## Exercise details
Your answer should be one number: how many lines of the data include the string "votes"?

— Start of Information supplied —

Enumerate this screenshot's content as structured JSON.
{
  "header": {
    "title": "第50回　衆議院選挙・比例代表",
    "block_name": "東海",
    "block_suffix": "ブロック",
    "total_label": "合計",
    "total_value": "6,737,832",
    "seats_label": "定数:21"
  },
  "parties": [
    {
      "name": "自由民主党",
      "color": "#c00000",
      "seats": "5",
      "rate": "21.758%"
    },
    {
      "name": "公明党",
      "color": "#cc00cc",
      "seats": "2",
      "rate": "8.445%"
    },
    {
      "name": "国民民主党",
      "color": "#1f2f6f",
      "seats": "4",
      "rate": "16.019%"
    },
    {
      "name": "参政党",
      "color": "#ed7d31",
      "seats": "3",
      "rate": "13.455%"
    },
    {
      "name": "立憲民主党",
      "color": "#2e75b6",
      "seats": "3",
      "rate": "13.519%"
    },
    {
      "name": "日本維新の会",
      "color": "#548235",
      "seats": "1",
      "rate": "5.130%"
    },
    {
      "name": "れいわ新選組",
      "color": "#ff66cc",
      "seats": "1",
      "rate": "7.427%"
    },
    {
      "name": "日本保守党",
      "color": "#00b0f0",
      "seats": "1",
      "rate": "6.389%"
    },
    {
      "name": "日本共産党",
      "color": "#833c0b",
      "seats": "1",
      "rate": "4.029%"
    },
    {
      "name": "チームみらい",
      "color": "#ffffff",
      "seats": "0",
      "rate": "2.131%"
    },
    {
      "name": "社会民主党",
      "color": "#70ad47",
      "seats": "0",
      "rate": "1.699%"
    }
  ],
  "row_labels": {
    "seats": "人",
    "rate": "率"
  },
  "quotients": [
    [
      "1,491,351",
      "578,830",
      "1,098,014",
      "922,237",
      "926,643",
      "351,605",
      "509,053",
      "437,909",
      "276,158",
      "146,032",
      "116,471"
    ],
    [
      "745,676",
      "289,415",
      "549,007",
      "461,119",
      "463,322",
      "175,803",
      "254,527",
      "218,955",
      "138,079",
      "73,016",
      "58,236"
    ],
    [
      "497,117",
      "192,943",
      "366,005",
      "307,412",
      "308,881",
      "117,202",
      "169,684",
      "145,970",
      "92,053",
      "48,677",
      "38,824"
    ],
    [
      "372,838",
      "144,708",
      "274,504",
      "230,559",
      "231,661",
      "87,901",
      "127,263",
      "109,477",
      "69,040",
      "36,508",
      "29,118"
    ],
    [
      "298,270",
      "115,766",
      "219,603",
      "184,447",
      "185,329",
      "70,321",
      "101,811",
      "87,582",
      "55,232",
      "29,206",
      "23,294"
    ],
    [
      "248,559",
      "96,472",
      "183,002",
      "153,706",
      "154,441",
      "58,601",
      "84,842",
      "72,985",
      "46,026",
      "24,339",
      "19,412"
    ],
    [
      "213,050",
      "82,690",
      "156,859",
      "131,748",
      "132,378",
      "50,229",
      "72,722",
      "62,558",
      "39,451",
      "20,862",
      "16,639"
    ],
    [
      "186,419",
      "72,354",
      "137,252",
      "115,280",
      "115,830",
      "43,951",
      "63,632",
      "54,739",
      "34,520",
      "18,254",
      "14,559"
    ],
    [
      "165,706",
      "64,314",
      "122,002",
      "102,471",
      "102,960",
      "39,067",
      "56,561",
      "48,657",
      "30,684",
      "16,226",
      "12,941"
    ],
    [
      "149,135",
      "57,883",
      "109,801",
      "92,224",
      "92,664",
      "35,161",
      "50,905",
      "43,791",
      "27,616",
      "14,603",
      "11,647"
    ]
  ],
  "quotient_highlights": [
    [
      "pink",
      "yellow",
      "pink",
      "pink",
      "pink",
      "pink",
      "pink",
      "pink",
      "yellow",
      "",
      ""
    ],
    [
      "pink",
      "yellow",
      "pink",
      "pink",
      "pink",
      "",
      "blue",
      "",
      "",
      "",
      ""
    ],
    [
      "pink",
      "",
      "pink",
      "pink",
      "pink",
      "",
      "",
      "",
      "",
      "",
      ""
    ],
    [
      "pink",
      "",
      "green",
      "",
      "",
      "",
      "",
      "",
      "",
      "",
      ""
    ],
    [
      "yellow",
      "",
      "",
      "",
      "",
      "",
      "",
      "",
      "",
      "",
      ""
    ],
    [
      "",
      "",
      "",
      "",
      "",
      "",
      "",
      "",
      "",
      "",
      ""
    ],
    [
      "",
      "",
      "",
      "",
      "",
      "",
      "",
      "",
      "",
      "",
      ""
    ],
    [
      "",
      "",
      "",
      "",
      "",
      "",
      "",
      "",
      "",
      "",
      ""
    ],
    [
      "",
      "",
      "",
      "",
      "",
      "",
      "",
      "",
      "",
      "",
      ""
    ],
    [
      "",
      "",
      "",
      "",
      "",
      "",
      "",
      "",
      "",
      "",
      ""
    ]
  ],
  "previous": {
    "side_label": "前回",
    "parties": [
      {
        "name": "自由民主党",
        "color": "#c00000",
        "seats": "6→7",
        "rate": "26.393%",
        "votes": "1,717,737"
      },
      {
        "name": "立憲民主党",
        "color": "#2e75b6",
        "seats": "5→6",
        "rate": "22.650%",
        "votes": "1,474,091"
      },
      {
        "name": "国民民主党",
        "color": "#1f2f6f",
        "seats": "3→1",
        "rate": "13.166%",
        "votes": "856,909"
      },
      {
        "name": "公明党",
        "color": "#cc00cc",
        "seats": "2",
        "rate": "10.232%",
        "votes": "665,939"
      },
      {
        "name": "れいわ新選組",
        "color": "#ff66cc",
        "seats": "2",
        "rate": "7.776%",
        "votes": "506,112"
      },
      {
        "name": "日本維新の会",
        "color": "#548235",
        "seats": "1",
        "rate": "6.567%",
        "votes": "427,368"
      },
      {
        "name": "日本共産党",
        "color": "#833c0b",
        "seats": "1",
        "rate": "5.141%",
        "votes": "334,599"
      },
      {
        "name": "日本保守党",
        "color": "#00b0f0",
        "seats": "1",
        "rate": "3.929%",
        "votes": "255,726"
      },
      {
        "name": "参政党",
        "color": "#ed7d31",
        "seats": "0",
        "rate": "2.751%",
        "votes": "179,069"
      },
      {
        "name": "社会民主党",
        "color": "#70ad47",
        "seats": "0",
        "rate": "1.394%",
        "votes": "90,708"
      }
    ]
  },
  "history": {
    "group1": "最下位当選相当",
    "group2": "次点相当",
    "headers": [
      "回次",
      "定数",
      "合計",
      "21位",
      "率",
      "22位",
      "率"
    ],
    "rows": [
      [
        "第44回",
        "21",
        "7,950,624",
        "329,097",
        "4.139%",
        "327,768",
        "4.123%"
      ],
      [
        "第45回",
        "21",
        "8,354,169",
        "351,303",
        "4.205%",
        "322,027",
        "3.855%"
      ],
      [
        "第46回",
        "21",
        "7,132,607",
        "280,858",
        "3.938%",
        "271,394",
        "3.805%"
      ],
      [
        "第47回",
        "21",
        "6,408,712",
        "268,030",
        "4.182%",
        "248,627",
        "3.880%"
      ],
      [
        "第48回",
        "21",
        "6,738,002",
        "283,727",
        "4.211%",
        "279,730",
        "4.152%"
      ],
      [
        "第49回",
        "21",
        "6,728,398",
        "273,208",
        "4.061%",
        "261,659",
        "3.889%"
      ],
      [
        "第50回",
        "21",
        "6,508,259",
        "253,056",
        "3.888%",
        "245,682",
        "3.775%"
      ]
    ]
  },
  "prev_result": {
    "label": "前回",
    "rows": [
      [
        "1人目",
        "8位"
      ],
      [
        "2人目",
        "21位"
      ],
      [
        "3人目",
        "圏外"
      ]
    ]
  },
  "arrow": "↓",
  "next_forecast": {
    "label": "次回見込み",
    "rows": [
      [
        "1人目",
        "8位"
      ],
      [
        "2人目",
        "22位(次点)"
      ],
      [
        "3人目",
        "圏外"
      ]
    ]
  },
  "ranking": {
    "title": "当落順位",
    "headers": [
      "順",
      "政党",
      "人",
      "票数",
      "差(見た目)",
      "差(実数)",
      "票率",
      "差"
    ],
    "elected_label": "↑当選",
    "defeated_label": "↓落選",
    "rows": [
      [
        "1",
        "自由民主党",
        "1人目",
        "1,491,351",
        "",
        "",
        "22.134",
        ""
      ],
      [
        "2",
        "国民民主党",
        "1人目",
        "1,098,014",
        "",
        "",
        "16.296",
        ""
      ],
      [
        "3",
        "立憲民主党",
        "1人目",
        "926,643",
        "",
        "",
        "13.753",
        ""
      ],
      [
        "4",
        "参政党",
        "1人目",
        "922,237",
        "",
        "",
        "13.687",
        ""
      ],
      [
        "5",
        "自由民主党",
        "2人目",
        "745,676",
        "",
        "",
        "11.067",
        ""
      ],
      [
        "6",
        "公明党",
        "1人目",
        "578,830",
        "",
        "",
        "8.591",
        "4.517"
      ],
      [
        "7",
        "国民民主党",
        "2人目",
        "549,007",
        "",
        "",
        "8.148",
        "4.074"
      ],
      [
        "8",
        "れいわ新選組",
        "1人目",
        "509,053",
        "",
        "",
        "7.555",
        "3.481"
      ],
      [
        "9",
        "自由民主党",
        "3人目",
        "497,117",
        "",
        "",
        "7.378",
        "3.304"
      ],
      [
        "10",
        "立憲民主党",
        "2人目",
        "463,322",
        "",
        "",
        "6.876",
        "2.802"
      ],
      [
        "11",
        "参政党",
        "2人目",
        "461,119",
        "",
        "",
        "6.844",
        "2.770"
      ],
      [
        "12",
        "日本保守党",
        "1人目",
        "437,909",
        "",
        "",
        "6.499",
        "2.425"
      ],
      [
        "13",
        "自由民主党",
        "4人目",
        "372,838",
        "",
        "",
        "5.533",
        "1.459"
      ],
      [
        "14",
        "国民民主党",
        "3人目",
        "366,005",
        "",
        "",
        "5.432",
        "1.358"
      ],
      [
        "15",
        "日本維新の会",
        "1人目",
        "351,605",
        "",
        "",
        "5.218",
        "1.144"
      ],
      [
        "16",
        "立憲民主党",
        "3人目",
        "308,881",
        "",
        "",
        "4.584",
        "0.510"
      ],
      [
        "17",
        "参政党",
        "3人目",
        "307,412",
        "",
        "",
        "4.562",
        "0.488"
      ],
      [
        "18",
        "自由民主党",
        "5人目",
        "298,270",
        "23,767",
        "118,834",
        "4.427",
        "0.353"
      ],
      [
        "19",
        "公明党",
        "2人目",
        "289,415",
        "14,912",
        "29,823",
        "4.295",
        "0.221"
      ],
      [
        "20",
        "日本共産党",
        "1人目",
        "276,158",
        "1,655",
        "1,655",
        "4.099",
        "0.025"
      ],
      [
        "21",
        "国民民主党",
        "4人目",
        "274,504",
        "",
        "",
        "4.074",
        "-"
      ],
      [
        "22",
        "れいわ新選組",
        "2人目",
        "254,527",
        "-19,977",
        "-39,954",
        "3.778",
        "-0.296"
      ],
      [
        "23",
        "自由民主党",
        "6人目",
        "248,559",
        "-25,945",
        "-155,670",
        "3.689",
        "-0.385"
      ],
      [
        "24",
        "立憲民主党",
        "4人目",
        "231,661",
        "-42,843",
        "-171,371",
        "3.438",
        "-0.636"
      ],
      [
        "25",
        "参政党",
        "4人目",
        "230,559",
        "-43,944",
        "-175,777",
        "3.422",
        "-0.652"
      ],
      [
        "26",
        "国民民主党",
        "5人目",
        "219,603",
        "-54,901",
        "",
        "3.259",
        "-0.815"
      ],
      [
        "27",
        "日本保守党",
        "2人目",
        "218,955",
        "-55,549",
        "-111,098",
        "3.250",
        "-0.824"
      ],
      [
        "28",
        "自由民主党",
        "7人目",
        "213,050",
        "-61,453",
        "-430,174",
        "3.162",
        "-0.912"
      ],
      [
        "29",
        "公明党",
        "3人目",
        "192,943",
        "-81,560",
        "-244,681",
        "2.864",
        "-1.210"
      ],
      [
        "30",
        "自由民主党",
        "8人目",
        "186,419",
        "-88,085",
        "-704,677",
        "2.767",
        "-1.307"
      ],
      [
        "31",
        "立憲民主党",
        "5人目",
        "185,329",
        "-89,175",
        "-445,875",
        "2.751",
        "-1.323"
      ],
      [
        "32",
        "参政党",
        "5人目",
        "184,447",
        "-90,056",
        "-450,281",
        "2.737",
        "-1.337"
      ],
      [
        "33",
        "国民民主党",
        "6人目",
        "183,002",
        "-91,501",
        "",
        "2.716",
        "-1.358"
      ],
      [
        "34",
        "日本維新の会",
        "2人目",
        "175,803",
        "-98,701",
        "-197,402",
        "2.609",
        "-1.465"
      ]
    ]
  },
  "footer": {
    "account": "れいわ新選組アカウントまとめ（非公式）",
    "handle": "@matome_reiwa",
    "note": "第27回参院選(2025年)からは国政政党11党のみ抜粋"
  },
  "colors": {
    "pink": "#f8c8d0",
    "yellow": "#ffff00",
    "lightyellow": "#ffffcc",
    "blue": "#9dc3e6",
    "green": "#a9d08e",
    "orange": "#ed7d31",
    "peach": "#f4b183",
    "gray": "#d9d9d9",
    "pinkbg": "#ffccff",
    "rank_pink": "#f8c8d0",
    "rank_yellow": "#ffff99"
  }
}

— End of Information supplied —

## Response below
10